What to work on: What lines of the data include the string "matc"? Copy them all.
▬▬▬▬▬▬▬▬▬▬
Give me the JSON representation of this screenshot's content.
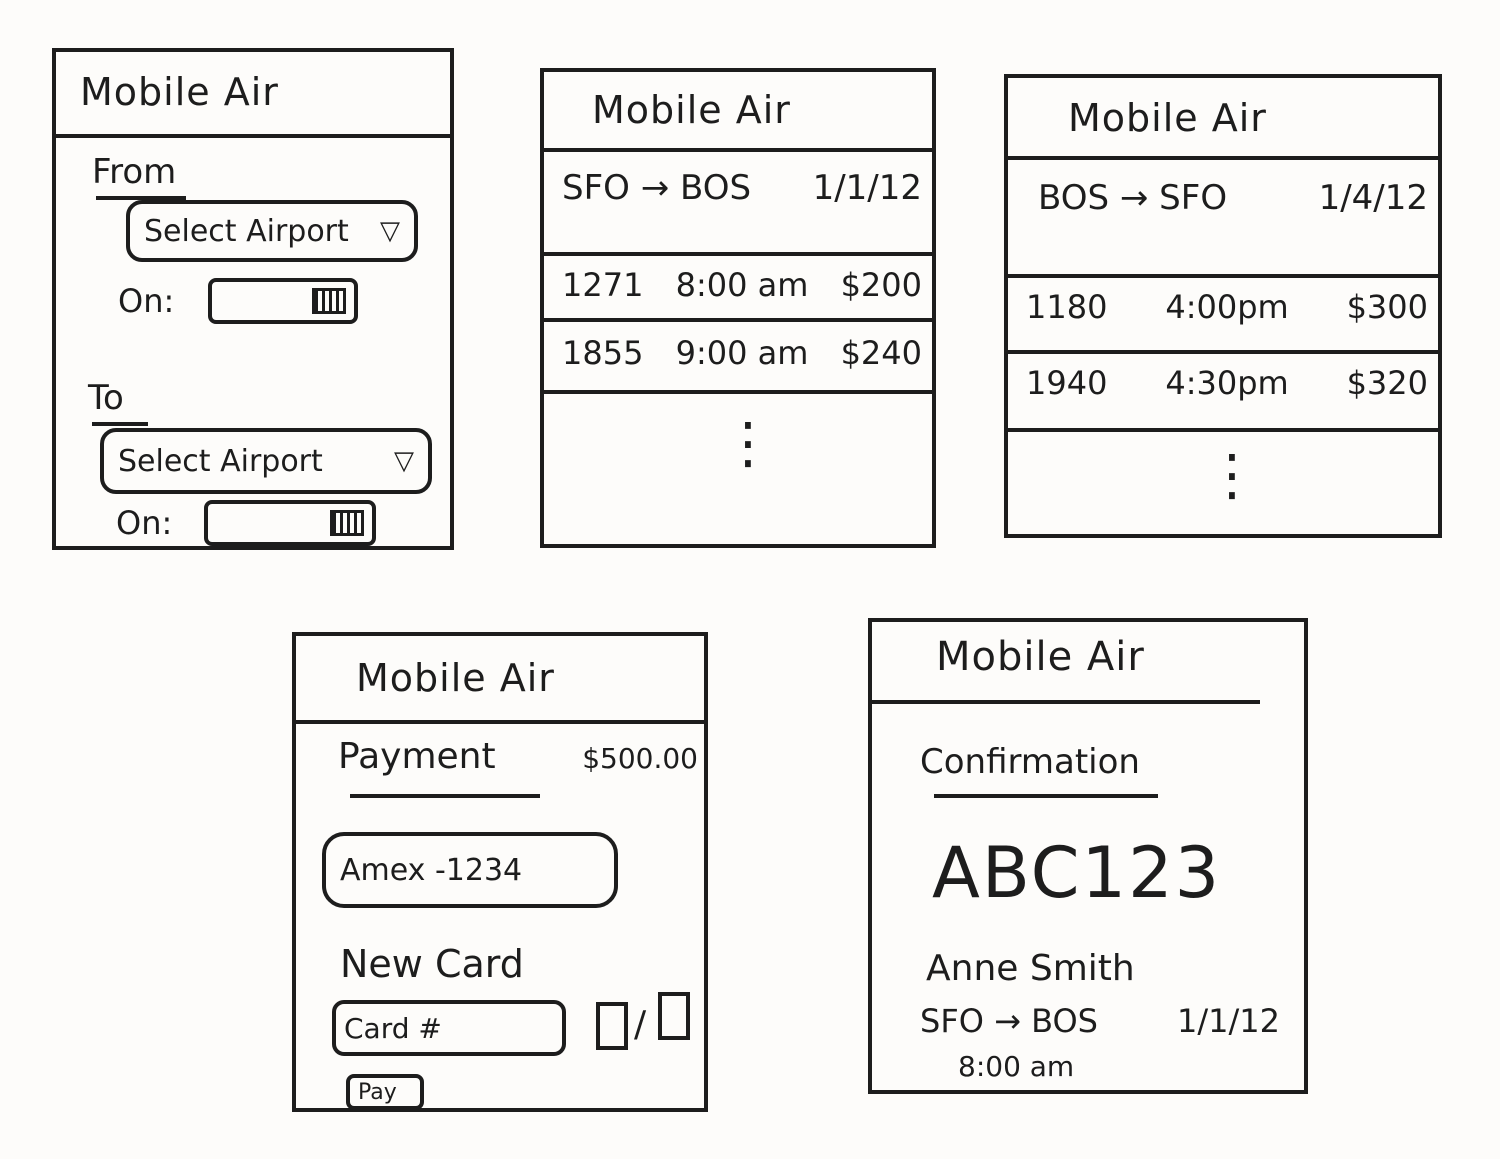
{
  "app_title": "Mobile Air",
  "search": {
    "from_label": "From",
    "from_select": "Select Airport",
    "from_on_label": "On:",
    "to_label": "To",
    "to_select": "Select Airport",
    "to_on_label": "On:",
    "caret": "▽"
  },
  "outbound": {
    "route": "SFO → BOS",
    "date": "1/1/12",
    "flights": [
      {
        "number": "1271",
        "time": "8:00 am",
        "price": "$200"
      },
      {
        "number": "1855",
        "time": "9:00 am",
        "price": "$240"
      }
    ],
    "more": "⋮"
  },
  "return": {
    "route": "BOS → SFO",
    "date": "1/4/12",
    "flights": [
      {
        "number": "1180",
        "time": "4:00pm",
        "price": "$300"
      },
      {
        "number": "1940",
        "time": "4:30pm",
        "price": "$320"
      }
    ],
    "more": "⋮"
  },
  "payment": {
    "title": "Payment",
    "total": "$500.00",
    "saved_card": "Amex -1234",
    "new_card_label": "New Card",
    "card_placeholder": "Card #",
    "expiry_separator": "/",
    "pay_label": "Pay"
  },
  "confirmation": {
    "title": "Confirmation",
    "code": "ABC123",
    "passenger": "Anne Smith",
    "route": "SFO → BOS",
    "date": "1/1/12",
    "time": "8:00 am"
  },
  "icons": {
    "calendar": "calendar-icon",
    "dropdown": "chevron-down-icon"
  }
}
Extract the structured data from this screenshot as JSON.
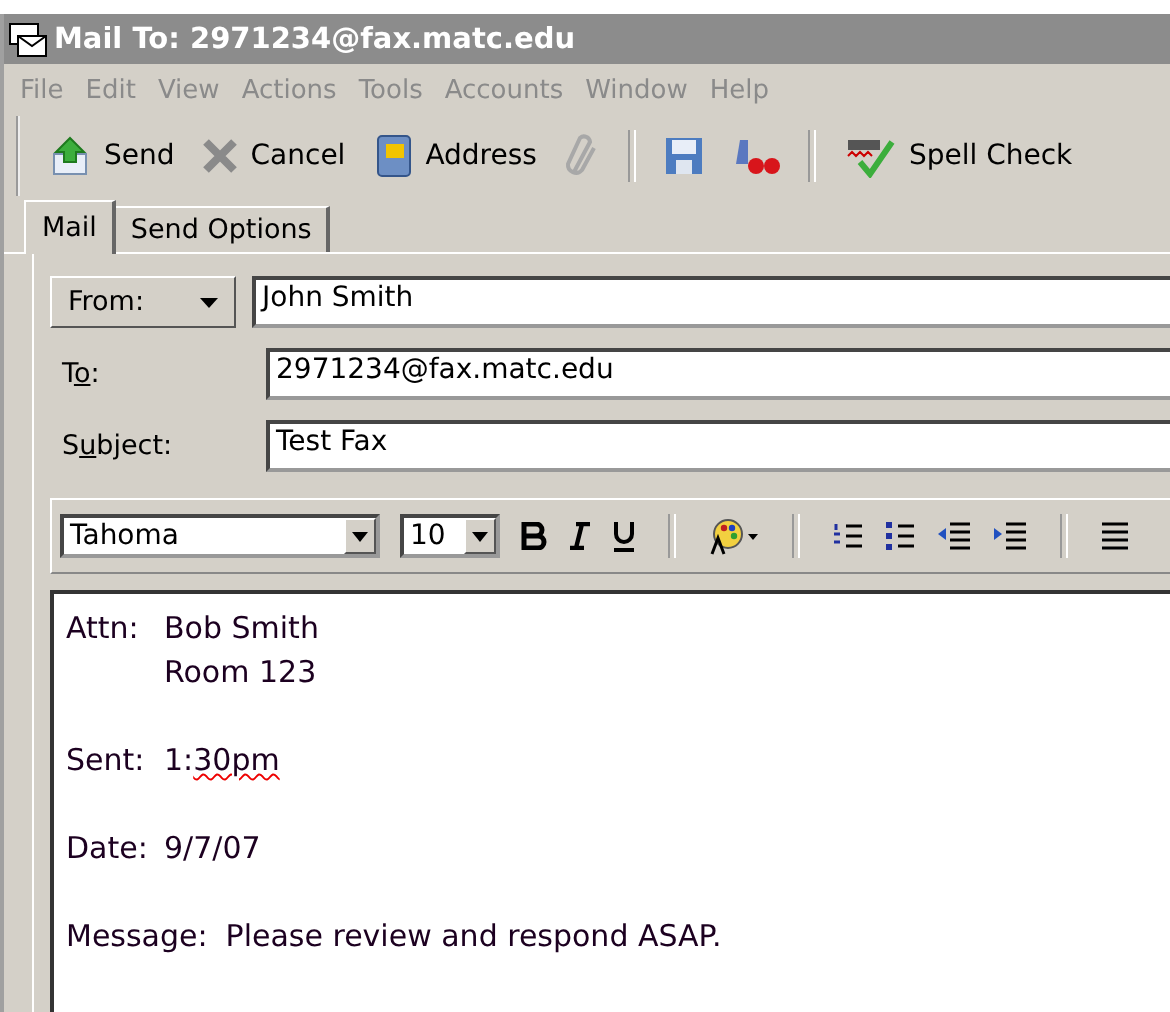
{
  "window": {
    "title": "Mail To: 2971234@fax.matc.edu"
  },
  "menu": [
    "File",
    "Edit",
    "View",
    "Actions",
    "Tools",
    "Accounts",
    "Window",
    "Help"
  ],
  "toolbar": [
    {
      "kind": "send",
      "label": "Send"
    },
    {
      "kind": "cancel",
      "label": "Cancel"
    },
    {
      "kind": "address",
      "label": "Address"
    },
    {
      "kind": "attach"
    },
    {
      "kind": "separator"
    },
    {
      "kind": "save"
    },
    {
      "kind": "priority"
    },
    {
      "kind": "separator"
    },
    {
      "kind": "spell",
      "label": "Spell Check"
    }
  ],
  "tabs": [
    {
      "label": "Mail",
      "selected": true
    },
    {
      "label": "Send Options",
      "selected": false
    }
  ],
  "fields": [
    {
      "kind": "dropdown",
      "label": "From:",
      "value": "John Smith"
    },
    {
      "kind": "plain",
      "label_parts": [
        {
          "text": "T",
          "underlined": false
        },
        {
          "text": "o",
          "underlined": true
        },
        {
          "text": ":",
          "underlined": false
        }
      ],
      "value": "2971234@fax.matc.edu"
    },
    {
      "kind": "plain",
      "label_parts": [
        {
          "text": "S",
          "underlined": false
        },
        {
          "text": "u",
          "underlined": true
        },
        {
          "text": "bject:",
          "underlined": false
        }
      ],
      "value": "Test Fax"
    }
  ],
  "format_bar": {
    "font": "Tahoma",
    "size": "10",
    "tools": [
      {
        "kind": "bold"
      },
      {
        "kind": "italic"
      },
      {
        "kind": "underline"
      },
      {
        "kind": "sep"
      },
      {
        "kind": "color"
      },
      {
        "kind": "sep"
      },
      {
        "kind": "numbered"
      },
      {
        "kind": "bulleted"
      },
      {
        "kind": "outdent"
      },
      {
        "kind": "indent"
      },
      {
        "kind": "sep"
      },
      {
        "kind": "align"
      }
    ]
  },
  "body": [
    {
      "label": "Attn:",
      "parts": [
        {
          "text": "Bob Smith",
          "misspelled": false
        }
      ]
    },
    {
      "parts": [
        {
          "text": "Room 123",
          "misspelled": false
        }
      ]
    },
    {
      "kind": "blank"
    },
    {
      "label": "Sent:",
      "parts": [
        {
          "text": "1:",
          "misspelled": false
        },
        {
          "text": "30pm",
          "misspelled": true
        }
      ]
    },
    {
      "kind": "blank"
    },
    {
      "label": "Date:",
      "parts": [
        {
          "text": "9/7/07",
          "misspelled": false
        }
      ]
    },
    {
      "kind": "blank"
    },
    {
      "label": "Message:",
      "parts": [
        {
          "text": "Please review and respond ASAP.",
          "misspelled": false
        }
      ]
    }
  ]
}
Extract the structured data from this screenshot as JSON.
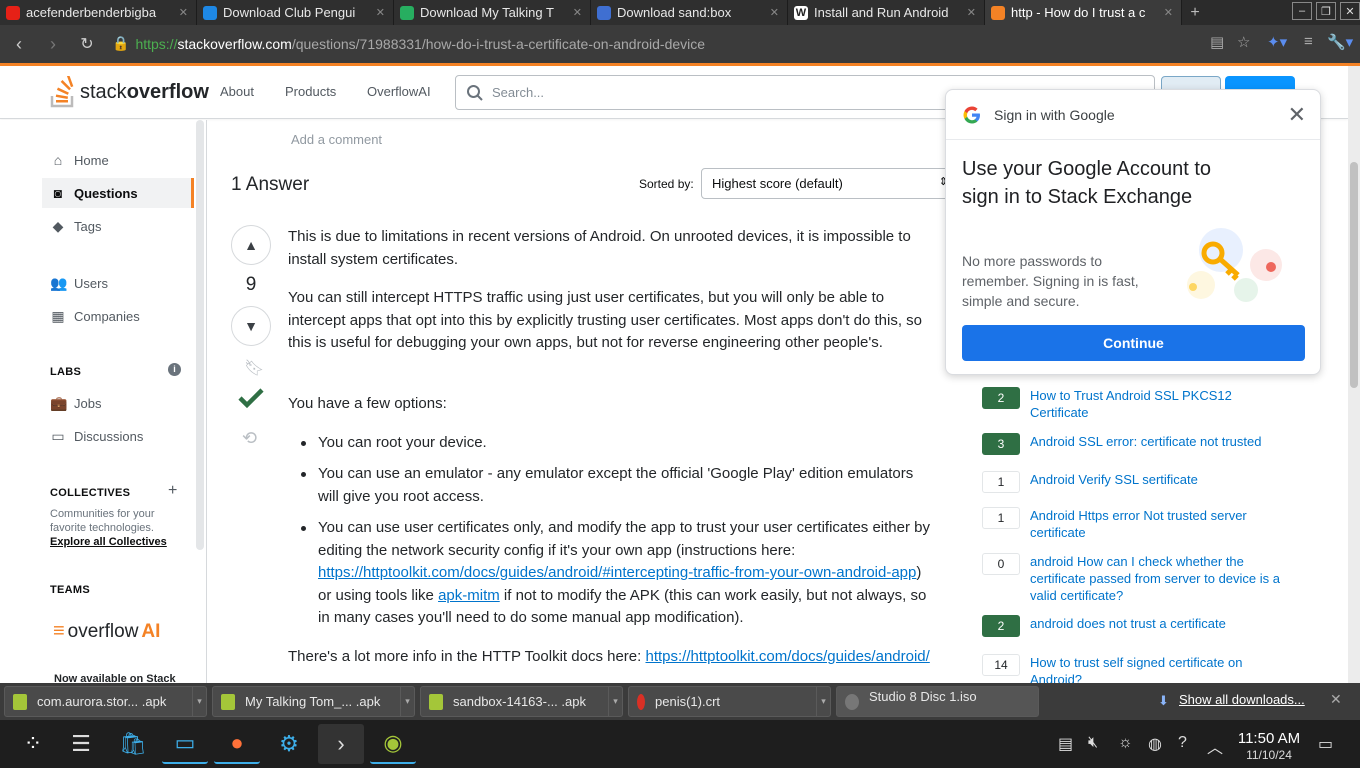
{
  "browser": {
    "tabs": [
      {
        "title": "acefenderbenderbigba",
        "favicon": "youtube-icon",
        "color": "#e62117"
      },
      {
        "title": "Download Club Pengui",
        "favicon": "penguin-icon",
        "color": "#1e88e5"
      },
      {
        "title": "Download My Talking T",
        "favicon": "aptoide-icon",
        "color": "#27ae60"
      },
      {
        "title": "Download sand:box",
        "favicon": "gamepad-icon",
        "color": "#3f6fd1"
      },
      {
        "title": "Install and Run Android",
        "favicon": "w-icon",
        "color": "#222222"
      },
      {
        "title": "http - How do I trust a c",
        "favicon": "stackoverflow-icon",
        "color": "#f48225"
      }
    ],
    "url": {
      "scheme": "https://",
      "host": "stackoverflow.com",
      "path": "/questions/71988331/how-do-i-trust-a-certificate-on-android-device"
    }
  },
  "header": {
    "logo_text_regular": "stack",
    "logo_text_bold": "overflow",
    "nav": [
      "About",
      "Products",
      "OverflowAI"
    ],
    "search_placeholder": "Search..."
  },
  "sidebar": {
    "items": [
      {
        "label": "Home",
        "icon": "home-icon"
      },
      {
        "label": "Questions",
        "icon": "questions-icon",
        "selected": true
      },
      {
        "label": "Tags",
        "icon": "tag-icon"
      },
      {
        "label": "Users",
        "icon": "users-icon"
      },
      {
        "label": "Companies",
        "icon": "companies-icon"
      }
    ],
    "labs_title": "LABS",
    "labs_items": [
      {
        "label": "Jobs",
        "icon": "briefcase-icon"
      },
      {
        "label": "Discussions",
        "icon": "discussions-icon"
      }
    ],
    "collectives_title": "COLLECTIVES",
    "collectives_desc": "Communities for your favorite technologies.",
    "collectives_link": "Explore all Collectives",
    "teams_title": "TEAMS",
    "teams_logo": "overflow",
    "teams_logo_ai": "AI",
    "teams_now": "Now available on Stack"
  },
  "answer": {
    "add_comment": "Add a comment",
    "count_label": "1 Answer",
    "sorted_by": "Sorted by:",
    "sort_value": "Highest score (default)",
    "votes": "9",
    "p1": "This is due to limitations in recent versions of Android. On unrooted devices, it is impossible to install system certificates.",
    "p2": "You can still intercept HTTPS traffic using just user certificates, but you will only be able to intercept apps that opt into this by explicitly trusting user certificates. Most apps don't do this, so this is useful for debugging your own apps, but not for reverse engineering other people's.",
    "p3": "You have a few options:",
    "li1": "You can root your device.",
    "li2": "You can use an emulator - any emulator except the official 'Google Play' edition emulators will give you root access.",
    "li3_a": "You can use user certificates only, and modify the app to trust your user certificates either by editing the network security config if it's your own app (instructions here: ",
    "li3_link1": "https://httptoolkit.com/docs/guides/android/#intercepting-traffic-from-your-own-android-app",
    "li3_b": ") or using tools like ",
    "li3_link2": "apk-mitm",
    "li3_c": " if not to modify the APK (this can work easily, but not always, so in many cases you'll need to do some manual app modification).",
    "p4": "There's a lot more info in the HTTP Toolkit docs here: ",
    "p4_link": "https://httptoolkit.com/docs/guides/android/"
  },
  "google_popup": {
    "header": "Sign in with Google",
    "title": "Use your Google Account to sign in to Stack Exchange",
    "desc": "No more passwords to remember. Signing in is fast, simple and secure.",
    "button": "Continue"
  },
  "related": [
    {
      "count": "2",
      "accepted": true,
      "title": "How to Trust Android SSL PKCS12 Certificate"
    },
    {
      "count": "3",
      "accepted": true,
      "title": "Android SSL error: certificate not trusted"
    },
    {
      "count": "1",
      "accepted": false,
      "title": "Android Verify SSL sertificate"
    },
    {
      "count": "1",
      "accepted": false,
      "title": "Android Https error Not trusted server certificate"
    },
    {
      "count": "0",
      "accepted": false,
      "title": "android How can I check whether the certificate passed from server to device is a valid certificate?"
    },
    {
      "count": "2",
      "accepted": true,
      "title": "android does not trust a certificate"
    },
    {
      "count": "14",
      "accepted": false,
      "title": "How to trust self signed certificate on Android?"
    }
  ],
  "downloads": {
    "items": [
      {
        "name": "com.aurora.stor... .apk",
        "icon": "apk-icon",
        "color": "#a4c639"
      },
      {
        "name": "My Talking Tom_... .apk",
        "icon": "apk-icon",
        "color": "#a4c639"
      },
      {
        "name": "sandbox-14163-... .apk",
        "icon": "apk-icon",
        "color": "#a4c639"
      },
      {
        "name": "penis(1).crt",
        "icon": "certificate-icon",
        "color": "#d93025"
      },
      {
        "name": "Studio 8 Disc 1.iso",
        "icon": "disc-icon",
        "color": "#777777"
      }
    ],
    "show_all": "Show all downloads..."
  },
  "taskbar": {
    "time": "11:50 AM",
    "date": "11/10/24"
  }
}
▬▬▬▬▬▬▬▬▬▬
Task response:
    "title": "Mail To: 2971234@fax.matc.edu"
      "value": "2971234@fax.matc.edu"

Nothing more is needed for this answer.